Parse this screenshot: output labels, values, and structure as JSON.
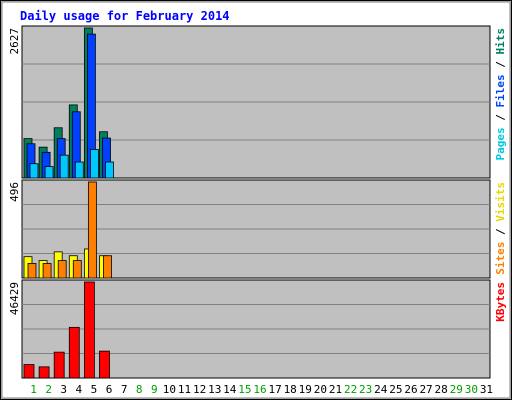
{
  "chart_data": {
    "type": "bar",
    "title": "Daily usage for February 2014",
    "x": [
      "1",
      "2",
      "3",
      "4",
      "5",
      "6",
      "7",
      "8",
      "9",
      "10",
      "11",
      "12",
      "13",
      "14",
      "15",
      "16",
      "17",
      "18",
      "19",
      "20",
      "21",
      "22",
      "23",
      "24",
      "25",
      "26",
      "27",
      "28",
      "29",
      "30",
      "31"
    ],
    "weekend_days": [
      "1",
      "2",
      "8",
      "9",
      "15",
      "16",
      "22",
      "23",
      "29",
      "30"
    ],
    "panels": [
      {
        "id": "top",
        "max_label": "2627",
        "ymax": 2627,
        "legend": [
          {
            "text": "Pages",
            "color": "#00c8e0"
          },
          {
            "text": " / ",
            "color": "#000000"
          },
          {
            "text": "Files",
            "color": "#0044ff"
          },
          {
            "text": " / ",
            "color": "#000000"
          },
          {
            "text": "Hits",
            "color": "#008060"
          }
        ],
        "series": [
          {
            "name": "Hits",
            "color": "#00805c",
            "values": [
              690,
              540,
              880,
              1280,
              2627,
              810
            ]
          },
          {
            "name": "Files",
            "color": "#0040ff",
            "values": [
              600,
              450,
              690,
              1160,
              2520,
              700
            ]
          },
          {
            "name": "Pages",
            "color": "#00c8ff",
            "values": [
              250,
              200,
              400,
              280,
              500,
              280
            ]
          }
        ]
      },
      {
        "id": "middle",
        "max_label": "496",
        "ymax": 496,
        "legend": [
          {
            "text": "Sites",
            "color": "#ff8000"
          },
          {
            "text": " / ",
            "color": "#000000"
          },
          {
            "text": "Visits",
            "color": "#e8d800"
          }
        ],
        "series": [
          {
            "name": "Visits",
            "color": "#ffff00",
            "values": [
              110,
              90,
              135,
              115,
              150,
              115
            ]
          },
          {
            "name": "Sites",
            "color": "#ff8000",
            "values": [
              75,
              75,
              90,
              90,
              496,
              115
            ]
          }
        ]
      },
      {
        "id": "bottom",
        "max_label": "46429",
        "ymax": 46429,
        "legend": [
          {
            "text": "KBytes",
            "color": "#ff0000"
          }
        ],
        "series": [
          {
            "name": "KBytes",
            "color": "#ff0000",
            "values": [
              6500,
              5400,
              12500,
              24500,
              46429,
              13000
            ]
          }
        ]
      }
    ],
    "colors": {
      "title": "#0000ff",
      "weekday_label": "#000000",
      "weekend_label": "#00a000",
      "plot_bg": "#c0c0c0",
      "grid": "#808080"
    }
  }
}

# # # # # # #

### What the exercise asks
Write the lines above out again exactly, without any of their pictures.

### Finished task
Parse this screenshot: output labels, values, and structure as JSON.
{
  "chart_data": {
    "type": "bar",
    "title": "Daily usage for February 2014",
    "x": [
      "1",
      "2",
      "3",
      "4",
      "5",
      "6",
      "7",
      "8",
      "9",
      "10",
      "11",
      "12",
      "13",
      "14",
      "15",
      "16",
      "17",
      "18",
      "19",
      "20",
      "21",
      "22",
      "23",
      "24",
      "25",
      "26",
      "27",
      "28",
      "29",
      "30",
      "31"
    ],
    "weekend_days": [
      "1",
      "2",
      "8",
      "9",
      "15",
      "16",
      "22",
      "23",
      "29",
      "30"
    ],
    "panels": [
      {
        "id": "top",
        "max_label": "2627",
        "ymax": 2627,
        "legend": [
          {
            "text": "Pages",
            "color": "#00c8e0"
          },
          {
            "text": " / ",
            "color": "#000000"
          },
          {
            "text": "Files",
            "color": "#0044ff"
          },
          {
            "text": " / ",
            "color": "#000000"
          },
          {
            "text": "Hits",
            "color": "#008060"
          }
        ],
        "series": [
          {
            "name": "Hits",
            "color": "#00805c",
            "values": [
              690,
              540,
              880,
              1280,
              2627,
              810
            ]
          },
          {
            "name": "Files",
            "color": "#0040ff",
            "values": [
              600,
              450,
              690,
              1160,
              2520,
              700
            ]
          },
          {
            "name": "Pages",
            "color": "#00c8ff",
            "values": [
              250,
              200,
              400,
              280,
              500,
              280
            ]
          }
        ]
      },
      {
        "id": "middle",
        "max_label": "496",
        "ymax": 496,
        "legend": [
          {
            "text": "Sites",
            "color": "#ff8000"
          },
          {
            "text": " / ",
            "color": "#000000"
          },
          {
            "text": "Visits",
            "color": "#e8d800"
          }
        ],
        "series": [
          {
            "name": "Visits",
            "color": "#ffff00",
            "values": [
              110,
              90,
              135,
              115,
              150,
              115
            ]
          },
          {
            "name": "Sites",
            "color": "#ff8000",
            "values": [
              75,
              75,
              90,
              90,
              496,
              115
            ]
          }
        ]
      },
      {
        "id": "bottom",
        "max_label": "46429",
        "ymax": 46429,
        "legend": [
          {
            "text": "KBytes",
            "color": "#ff0000"
          }
        ],
        "series": [
          {
            "name": "KBytes",
            "color": "#ff0000",
            "values": [
              6500,
              5400,
              12500,
              24500,
              46429,
              13000
            ]
          }
        ]
      }
    ],
    "colors": {
      "title": "#0000ff",
      "weekday_label": "#000000",
      "weekend_label": "#00a000",
      "plot_bg": "#c0c0c0",
      "grid": "#808080"
    }
  }
}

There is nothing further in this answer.